- [SET TASK]:
Give the number of lines containing the word "than" and nothing more.

- [INPUT ROWS]:
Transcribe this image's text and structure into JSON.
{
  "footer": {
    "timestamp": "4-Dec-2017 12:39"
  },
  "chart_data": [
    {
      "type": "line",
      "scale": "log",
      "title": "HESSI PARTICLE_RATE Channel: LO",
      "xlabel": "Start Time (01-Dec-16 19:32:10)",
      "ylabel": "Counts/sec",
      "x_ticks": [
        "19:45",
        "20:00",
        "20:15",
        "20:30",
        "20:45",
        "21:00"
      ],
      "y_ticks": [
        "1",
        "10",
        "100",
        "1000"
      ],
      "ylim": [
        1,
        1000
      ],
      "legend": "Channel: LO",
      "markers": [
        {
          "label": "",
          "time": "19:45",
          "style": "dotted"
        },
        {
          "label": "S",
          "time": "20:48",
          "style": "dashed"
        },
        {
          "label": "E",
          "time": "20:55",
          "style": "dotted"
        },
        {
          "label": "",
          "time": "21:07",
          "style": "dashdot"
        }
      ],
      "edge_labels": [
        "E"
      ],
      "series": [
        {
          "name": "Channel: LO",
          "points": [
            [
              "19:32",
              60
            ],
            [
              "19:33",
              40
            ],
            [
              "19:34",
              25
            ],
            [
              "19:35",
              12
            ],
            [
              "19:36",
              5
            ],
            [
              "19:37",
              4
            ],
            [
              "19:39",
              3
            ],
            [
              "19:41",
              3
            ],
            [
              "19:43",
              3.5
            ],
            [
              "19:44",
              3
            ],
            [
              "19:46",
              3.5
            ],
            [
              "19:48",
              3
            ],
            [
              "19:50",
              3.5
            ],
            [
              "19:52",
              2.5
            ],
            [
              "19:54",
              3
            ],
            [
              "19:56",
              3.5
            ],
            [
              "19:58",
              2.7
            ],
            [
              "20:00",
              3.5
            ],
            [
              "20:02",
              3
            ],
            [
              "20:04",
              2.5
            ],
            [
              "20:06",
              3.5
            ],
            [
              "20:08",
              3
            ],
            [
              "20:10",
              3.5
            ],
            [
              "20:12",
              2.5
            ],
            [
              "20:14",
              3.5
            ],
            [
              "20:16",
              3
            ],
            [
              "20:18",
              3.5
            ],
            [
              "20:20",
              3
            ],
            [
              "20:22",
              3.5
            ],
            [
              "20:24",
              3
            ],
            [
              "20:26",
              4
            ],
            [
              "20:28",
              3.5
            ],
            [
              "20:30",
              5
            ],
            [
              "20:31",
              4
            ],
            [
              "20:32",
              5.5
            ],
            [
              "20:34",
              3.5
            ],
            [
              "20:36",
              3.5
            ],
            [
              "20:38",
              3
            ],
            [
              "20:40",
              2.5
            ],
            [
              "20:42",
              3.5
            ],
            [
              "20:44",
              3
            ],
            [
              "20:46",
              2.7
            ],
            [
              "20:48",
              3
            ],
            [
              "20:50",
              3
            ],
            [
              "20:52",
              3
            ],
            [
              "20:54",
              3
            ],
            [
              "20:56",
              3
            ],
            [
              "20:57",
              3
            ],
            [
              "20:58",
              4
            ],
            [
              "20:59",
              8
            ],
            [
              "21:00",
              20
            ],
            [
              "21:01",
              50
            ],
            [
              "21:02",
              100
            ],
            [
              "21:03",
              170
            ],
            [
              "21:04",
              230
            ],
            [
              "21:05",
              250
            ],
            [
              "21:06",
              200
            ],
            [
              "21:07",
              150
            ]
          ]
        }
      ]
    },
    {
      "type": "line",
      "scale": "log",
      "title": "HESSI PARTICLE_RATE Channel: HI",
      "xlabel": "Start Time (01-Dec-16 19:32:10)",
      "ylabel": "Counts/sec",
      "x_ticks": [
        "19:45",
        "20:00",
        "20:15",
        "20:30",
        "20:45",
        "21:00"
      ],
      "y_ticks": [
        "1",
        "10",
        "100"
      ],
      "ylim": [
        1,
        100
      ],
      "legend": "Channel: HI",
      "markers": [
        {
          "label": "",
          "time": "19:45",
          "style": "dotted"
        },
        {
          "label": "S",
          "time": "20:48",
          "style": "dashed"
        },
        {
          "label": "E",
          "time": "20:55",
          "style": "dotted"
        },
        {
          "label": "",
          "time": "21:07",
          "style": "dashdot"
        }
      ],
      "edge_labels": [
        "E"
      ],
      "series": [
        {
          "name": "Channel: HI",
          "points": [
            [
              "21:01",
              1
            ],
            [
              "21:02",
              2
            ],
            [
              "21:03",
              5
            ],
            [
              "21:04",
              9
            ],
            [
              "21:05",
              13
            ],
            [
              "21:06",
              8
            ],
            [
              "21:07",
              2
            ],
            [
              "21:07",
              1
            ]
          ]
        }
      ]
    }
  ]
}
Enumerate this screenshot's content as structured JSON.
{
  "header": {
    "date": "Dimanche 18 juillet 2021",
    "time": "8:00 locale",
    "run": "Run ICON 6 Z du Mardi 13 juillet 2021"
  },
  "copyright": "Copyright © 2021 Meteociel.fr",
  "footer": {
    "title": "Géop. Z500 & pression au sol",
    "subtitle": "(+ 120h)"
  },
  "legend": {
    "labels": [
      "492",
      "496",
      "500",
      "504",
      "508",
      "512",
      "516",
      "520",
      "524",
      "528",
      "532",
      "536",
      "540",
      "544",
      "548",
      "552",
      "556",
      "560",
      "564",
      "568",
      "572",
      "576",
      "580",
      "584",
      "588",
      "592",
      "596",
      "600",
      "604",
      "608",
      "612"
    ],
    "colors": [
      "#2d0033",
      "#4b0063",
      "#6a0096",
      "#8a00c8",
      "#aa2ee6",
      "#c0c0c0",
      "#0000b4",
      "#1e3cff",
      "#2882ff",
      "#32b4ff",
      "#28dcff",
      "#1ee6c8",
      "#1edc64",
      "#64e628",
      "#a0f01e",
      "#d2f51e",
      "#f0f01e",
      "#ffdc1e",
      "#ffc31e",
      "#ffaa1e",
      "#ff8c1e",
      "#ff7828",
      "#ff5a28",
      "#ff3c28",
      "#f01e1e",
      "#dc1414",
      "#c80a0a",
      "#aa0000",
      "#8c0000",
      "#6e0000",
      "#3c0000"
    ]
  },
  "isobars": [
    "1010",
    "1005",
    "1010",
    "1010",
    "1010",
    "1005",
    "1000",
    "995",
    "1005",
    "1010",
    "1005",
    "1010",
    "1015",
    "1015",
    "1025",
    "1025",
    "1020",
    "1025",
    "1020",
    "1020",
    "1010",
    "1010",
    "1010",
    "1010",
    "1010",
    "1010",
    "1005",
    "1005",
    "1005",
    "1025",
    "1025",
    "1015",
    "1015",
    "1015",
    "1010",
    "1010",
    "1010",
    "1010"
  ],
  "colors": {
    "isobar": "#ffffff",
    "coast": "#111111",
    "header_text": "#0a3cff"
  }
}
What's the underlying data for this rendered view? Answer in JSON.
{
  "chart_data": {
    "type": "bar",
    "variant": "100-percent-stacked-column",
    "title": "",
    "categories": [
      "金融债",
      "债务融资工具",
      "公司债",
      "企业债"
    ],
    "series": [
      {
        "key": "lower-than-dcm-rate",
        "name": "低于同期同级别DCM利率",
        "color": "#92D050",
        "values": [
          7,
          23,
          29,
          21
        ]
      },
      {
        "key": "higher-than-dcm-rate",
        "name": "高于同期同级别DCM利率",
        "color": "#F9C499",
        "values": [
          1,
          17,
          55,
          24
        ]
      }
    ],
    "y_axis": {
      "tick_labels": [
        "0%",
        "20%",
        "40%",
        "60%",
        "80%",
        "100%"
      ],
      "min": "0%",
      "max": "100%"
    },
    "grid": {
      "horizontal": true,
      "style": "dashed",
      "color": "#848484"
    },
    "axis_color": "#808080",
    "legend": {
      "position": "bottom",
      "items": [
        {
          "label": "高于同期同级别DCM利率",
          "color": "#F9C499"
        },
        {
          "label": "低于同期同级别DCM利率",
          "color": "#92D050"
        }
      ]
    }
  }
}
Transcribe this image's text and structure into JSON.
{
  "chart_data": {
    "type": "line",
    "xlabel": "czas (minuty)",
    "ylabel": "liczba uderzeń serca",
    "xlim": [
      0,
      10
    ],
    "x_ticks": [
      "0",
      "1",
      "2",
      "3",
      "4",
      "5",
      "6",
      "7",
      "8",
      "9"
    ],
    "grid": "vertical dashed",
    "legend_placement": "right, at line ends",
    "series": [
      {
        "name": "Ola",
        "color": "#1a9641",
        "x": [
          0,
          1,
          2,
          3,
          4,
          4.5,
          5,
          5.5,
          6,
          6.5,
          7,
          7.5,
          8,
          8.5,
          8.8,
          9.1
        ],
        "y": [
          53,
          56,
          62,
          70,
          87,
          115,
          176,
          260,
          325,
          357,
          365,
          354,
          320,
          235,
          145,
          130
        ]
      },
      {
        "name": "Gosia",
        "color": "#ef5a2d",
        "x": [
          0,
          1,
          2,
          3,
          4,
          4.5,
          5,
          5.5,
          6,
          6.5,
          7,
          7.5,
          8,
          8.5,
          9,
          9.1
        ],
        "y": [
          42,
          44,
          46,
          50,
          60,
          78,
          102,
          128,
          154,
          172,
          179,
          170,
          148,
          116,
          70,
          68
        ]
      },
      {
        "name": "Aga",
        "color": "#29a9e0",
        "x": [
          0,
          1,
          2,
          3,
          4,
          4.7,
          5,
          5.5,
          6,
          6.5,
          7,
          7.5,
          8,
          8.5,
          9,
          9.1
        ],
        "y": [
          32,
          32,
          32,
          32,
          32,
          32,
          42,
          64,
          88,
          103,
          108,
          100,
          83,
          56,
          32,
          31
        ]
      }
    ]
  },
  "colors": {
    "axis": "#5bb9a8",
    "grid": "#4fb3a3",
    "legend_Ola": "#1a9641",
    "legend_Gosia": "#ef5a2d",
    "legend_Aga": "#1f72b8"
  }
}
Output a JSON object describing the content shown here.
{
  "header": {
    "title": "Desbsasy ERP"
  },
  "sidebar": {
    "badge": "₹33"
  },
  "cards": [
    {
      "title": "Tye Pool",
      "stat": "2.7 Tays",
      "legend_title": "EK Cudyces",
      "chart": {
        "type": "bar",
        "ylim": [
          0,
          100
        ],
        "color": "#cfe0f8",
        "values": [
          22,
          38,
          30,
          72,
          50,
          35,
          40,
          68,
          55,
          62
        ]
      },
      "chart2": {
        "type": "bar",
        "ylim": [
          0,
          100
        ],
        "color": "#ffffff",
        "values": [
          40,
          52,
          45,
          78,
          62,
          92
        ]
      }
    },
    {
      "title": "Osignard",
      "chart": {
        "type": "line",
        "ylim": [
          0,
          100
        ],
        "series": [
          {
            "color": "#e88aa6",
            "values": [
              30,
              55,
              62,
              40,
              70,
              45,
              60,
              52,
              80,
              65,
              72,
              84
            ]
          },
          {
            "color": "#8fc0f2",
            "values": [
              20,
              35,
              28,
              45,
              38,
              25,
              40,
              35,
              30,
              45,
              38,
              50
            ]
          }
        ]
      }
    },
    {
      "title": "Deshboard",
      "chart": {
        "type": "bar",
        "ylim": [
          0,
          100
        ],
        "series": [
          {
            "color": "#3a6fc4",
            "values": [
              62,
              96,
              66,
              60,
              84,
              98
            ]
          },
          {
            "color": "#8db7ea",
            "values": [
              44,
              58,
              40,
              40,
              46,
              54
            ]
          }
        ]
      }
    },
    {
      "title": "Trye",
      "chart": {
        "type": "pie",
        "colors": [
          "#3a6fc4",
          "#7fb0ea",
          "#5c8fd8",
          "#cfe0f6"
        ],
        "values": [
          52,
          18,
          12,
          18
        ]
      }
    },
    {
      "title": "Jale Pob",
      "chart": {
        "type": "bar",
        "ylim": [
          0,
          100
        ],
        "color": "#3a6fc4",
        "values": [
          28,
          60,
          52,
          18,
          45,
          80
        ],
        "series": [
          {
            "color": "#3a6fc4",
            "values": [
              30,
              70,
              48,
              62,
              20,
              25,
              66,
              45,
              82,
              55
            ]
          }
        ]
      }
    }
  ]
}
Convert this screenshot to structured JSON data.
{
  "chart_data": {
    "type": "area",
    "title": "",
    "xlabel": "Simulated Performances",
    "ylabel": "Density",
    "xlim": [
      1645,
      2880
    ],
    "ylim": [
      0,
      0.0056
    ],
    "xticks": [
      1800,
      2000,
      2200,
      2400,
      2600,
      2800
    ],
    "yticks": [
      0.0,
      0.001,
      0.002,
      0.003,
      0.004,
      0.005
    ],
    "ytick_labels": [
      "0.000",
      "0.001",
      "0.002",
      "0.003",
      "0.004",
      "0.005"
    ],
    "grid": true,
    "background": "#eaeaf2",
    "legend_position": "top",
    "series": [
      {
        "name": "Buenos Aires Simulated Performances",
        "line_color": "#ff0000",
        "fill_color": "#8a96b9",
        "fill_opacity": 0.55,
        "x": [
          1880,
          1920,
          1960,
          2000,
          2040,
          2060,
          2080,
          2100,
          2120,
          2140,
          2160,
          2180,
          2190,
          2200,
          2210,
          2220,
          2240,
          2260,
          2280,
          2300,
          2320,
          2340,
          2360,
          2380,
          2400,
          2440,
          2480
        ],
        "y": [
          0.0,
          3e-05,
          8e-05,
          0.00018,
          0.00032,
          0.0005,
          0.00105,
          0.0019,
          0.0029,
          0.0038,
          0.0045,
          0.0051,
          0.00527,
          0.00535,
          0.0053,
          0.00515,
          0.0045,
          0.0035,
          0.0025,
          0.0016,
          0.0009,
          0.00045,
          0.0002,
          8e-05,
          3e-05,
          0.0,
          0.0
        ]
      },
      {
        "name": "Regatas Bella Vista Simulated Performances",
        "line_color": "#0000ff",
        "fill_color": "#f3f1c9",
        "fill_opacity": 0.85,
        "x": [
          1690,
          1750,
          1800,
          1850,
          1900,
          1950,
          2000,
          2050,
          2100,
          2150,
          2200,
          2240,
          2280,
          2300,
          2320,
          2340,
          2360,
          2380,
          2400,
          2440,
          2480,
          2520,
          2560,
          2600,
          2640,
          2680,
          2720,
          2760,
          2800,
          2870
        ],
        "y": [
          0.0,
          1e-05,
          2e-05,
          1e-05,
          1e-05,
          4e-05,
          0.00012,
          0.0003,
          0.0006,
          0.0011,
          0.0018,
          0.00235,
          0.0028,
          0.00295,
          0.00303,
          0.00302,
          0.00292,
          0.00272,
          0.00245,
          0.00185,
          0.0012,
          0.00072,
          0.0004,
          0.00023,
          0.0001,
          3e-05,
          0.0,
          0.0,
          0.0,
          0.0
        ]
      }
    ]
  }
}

- [TASK ANSWER]:
2